• **Task data**:
↓↓↓

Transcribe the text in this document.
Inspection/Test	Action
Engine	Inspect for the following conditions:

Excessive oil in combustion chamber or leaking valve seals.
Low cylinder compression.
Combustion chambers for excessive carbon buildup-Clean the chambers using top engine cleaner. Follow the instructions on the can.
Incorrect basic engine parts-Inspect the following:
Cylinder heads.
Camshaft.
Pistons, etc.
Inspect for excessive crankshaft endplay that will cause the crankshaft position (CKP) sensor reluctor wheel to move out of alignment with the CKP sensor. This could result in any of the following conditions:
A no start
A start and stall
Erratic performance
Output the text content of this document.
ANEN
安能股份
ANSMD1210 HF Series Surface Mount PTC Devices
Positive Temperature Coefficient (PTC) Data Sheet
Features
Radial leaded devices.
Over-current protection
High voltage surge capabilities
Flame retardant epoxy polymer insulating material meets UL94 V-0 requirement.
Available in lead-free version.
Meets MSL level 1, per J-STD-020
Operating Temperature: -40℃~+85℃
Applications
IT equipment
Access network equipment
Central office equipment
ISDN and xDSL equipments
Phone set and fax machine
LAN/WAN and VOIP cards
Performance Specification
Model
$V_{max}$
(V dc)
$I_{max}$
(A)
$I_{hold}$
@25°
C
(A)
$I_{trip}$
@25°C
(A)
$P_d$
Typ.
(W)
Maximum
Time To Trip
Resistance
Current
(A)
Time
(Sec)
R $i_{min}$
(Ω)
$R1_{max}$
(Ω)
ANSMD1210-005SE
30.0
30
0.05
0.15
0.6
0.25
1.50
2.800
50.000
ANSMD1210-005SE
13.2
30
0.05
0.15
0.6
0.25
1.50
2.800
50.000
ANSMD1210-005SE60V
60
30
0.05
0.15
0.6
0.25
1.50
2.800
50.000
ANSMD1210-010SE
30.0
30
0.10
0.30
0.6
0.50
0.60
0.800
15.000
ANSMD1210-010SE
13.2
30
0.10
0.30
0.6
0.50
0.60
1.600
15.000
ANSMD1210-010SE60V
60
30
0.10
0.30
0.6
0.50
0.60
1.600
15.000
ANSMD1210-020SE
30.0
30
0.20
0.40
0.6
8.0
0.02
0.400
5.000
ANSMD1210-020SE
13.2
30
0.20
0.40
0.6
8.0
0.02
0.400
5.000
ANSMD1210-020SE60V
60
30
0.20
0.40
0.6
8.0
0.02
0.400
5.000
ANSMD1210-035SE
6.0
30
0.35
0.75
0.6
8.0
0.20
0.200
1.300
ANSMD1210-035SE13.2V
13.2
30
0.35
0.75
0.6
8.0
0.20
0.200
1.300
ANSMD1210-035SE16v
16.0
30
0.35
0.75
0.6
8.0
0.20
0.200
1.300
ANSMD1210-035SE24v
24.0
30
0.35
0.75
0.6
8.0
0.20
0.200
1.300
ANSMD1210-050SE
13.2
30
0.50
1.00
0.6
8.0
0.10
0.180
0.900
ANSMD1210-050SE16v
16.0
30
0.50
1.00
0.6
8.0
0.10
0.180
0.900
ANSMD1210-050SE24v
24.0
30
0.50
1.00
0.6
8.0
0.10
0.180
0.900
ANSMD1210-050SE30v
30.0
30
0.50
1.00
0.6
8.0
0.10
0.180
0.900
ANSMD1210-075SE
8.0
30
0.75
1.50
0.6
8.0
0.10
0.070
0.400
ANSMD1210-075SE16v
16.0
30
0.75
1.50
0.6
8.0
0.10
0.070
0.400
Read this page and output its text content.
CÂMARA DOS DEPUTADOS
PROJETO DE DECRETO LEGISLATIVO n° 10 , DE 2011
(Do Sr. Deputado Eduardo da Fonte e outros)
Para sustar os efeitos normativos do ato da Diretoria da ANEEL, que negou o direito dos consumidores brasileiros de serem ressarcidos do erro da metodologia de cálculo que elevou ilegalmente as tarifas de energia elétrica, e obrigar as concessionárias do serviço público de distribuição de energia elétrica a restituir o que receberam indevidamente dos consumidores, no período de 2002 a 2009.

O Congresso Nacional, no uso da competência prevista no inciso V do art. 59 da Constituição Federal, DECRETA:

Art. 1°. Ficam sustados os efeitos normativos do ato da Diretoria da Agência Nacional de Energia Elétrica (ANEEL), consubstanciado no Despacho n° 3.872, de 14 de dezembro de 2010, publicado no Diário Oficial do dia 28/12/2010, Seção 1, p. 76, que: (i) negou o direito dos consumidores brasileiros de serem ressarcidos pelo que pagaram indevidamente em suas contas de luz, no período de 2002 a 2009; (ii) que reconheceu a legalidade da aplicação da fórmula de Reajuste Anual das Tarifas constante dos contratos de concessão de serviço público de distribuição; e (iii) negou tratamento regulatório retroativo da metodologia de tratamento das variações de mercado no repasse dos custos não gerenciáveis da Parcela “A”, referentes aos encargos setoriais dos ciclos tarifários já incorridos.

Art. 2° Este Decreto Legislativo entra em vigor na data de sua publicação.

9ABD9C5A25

↑↑↑

• **Problem to work on**: Show the lines of the records that contain the word "text".

• **Response for this exercise**:
Transcribe the text in this document.
Output the text content of this document.
Read this page and output its text content.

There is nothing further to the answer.